━━━━━ Text segment ━━━━━

One example Richter provided involved the potential loss of a staff member at the Toledo Police Department, who had considered employment with the city of Newport.
According to Newport Police Department Chief of Police Jason Malloy, law enforcement officers everywhere are currently in short supply, but it all comes down to the officer whether or not to seek employment elsewhere, and all officers applying at Newport would be considered under the same criteria.
“Recruitment and retention of police officers right now is a struggle, and all of the agencies in the county are struggling to recruit and retain officers,” Malloy said. “Part of what’s making it difficult is all our agencies have different wages and different compensation or benefit packages to offer. We also struggle ourselves with losing officers to other agencies that go for more money, more opportunity or any number of things. It’s a cycle within law enforcement or any job market really.”
Mayor Rod Cross said he discussed the issue of staffing with Newport Mayor Dean Sawyer, implying the two cities had an unofficial agreement not to poach employees from one another.
“My counterpart in Newport and I had a very pointed discussion earlier this week about this,” Cross said. “I explained that in years past when I would have liked to go over and gotten some of theirs that, out of respect, I decided not to and would hope they would show us that same respect. We parted on good terms, so hopefully in the future this will stop.”
Sawyer told News-Times staff that he wouldn’t consider any hiring by the Newport Police Department as poaching and said any use of that term is likely only used in jest by anyone referencing Newport or Toledo.

━━━━━ Raw records ━━━━━

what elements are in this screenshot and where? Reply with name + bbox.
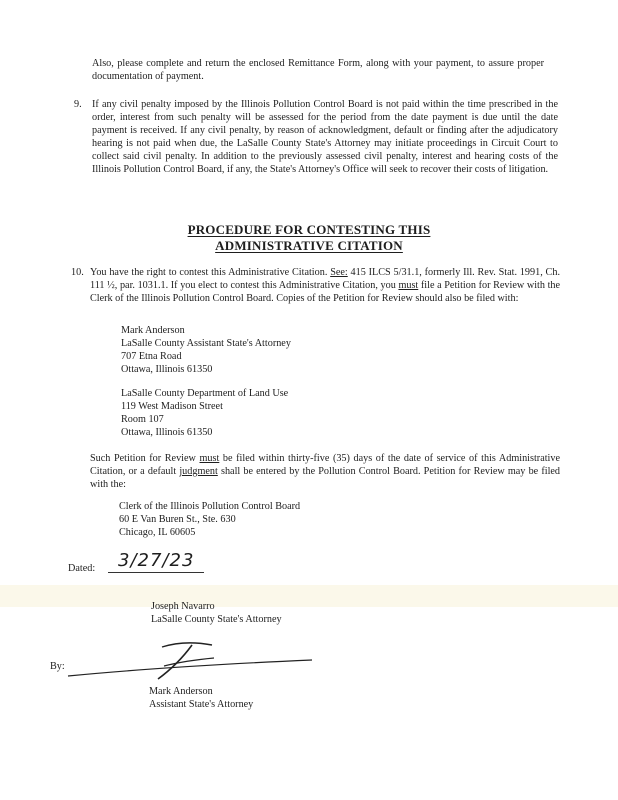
item-number-10: 10. — [71, 267, 84, 278]
dated-label: Dated: — [68, 563, 96, 574]
petition-part2: be filed within thirty-five (35) days of the date of service of this Administrative Citation, or a default — [90, 453, 561, 477]
petition-paragraph — [90, 452, 560, 491]
p10-part3: file a Petition for Review with the Clerk of the Illinois Pollution Control Board. Copies of the Petition for Review should also be filed with: — [90, 280, 561, 304]
scan-band — [0, 585, 618, 607]
address3-line3: Chicago, IL 60605 — [119, 527, 196, 538]
address3-line2: 60 E Van Buren St., Ste. 630 — [119, 514, 236, 525]
petition-must: must — [199, 453, 220, 464]
paragraph-10 — [90, 266, 560, 305]
item-number-9: 9. — [74, 99, 82, 110]
signer2-title: Assistant State's Attorney — [149, 699, 254, 710]
address1-line1: Mark Anderson — [121, 325, 185, 336]
date-underline — [108, 572, 204, 573]
procedure-heading-line2: ADMINISTRATIVE CITATION — [215, 238, 403, 253]
signer2-name: Mark Anderson — [149, 686, 213, 697]
address1-line3: 707 Etna Road — [121, 351, 182, 362]
remittance-paragraph: Also, please complete and return the enclosed Remittance Form, along with your payment, to assure proper documentation of payment. — [92, 58, 544, 82]
address-block-clerk — [119, 500, 300, 539]
address2-line4: Ottawa, Illinois 61350 — [121, 427, 213, 438]
paragraph-9: If any civil penalty imposed by the Illinois Pollution Control Board is not paid within the time prescribed in the order, interest from such penalty will be assessed for the period from the date payment is due until the date payment is received. If any civil penalty, by reason of acknowledgment, default or finding after the adjudicatory hearing is not paid when due, the LaSalle County State's Attorney may initiate proceedings in Circuit Court to collect said civil penalty. In addition to the previously assessed civil penalty, interest and hearing costs of the Illinois Pollution Control Board, if any, the State's Attorney's Office will seek to recover their costs of litigation. — [92, 99, 558, 175]
p10-see: See: — [330, 267, 348, 278]
address2-line2: 119 West Madison Street — [121, 401, 223, 412]
address1-line2: LaSalle County Assistant State's Attorney — [121, 338, 291, 349]
by-label: By: — [50, 661, 65, 672]
handwritten-date: 3/27/23 — [118, 550, 195, 571]
petition-part1: Such Petition for Review — [90, 453, 196, 464]
address-block-asa — [121, 324, 291, 376]
signer1-name: Joseph Navarro — [151, 601, 215, 612]
p10-part1: You have the right to contest this Administrative Citation. — [90, 267, 328, 278]
signer-state-attorney — [151, 600, 282, 626]
petition-part3: shall be entered by the Pollution Control Board. Petition for Review may be filed with the: — [90, 466, 561, 490]
address2-line3: Room 107 — [121, 414, 164, 425]
address1-line4: Ottawa, Illinois 61350 — [121, 364, 213, 375]
signer-assistant — [149, 685, 253, 711]
petition-judgment: judgment — [179, 466, 218, 477]
p10-must: must — [398, 280, 419, 291]
procedure-heading-line1: PROCEDURE FOR CONTESTING THIS — [187, 222, 431, 237]
address-block-land-use — [121, 387, 288, 439]
signer1-title: LaSalle County State's Attorney — [151, 614, 282, 625]
p10-part2: 415 ILCS 5/31.1, formerly Ill. Rev. Stat. 1991, Ch. 111 ½, par. 1031.1. If you elect to contest this Administrative Citation, you — [90, 267, 560, 291]
address3-line1: Clerk of the Illinois Pollution Control Board — [119, 501, 301, 512]
address2-line1: LaSalle County Department of Land Use — [121, 388, 289, 399]
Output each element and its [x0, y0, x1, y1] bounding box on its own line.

━━━━━

**Stated goal**
In the news excerpt on police staffing, with whom did Mayor Rod Cross say he discussed the issue of staffing?

**Output of the task**
Newport Mayor Dean Sawyer.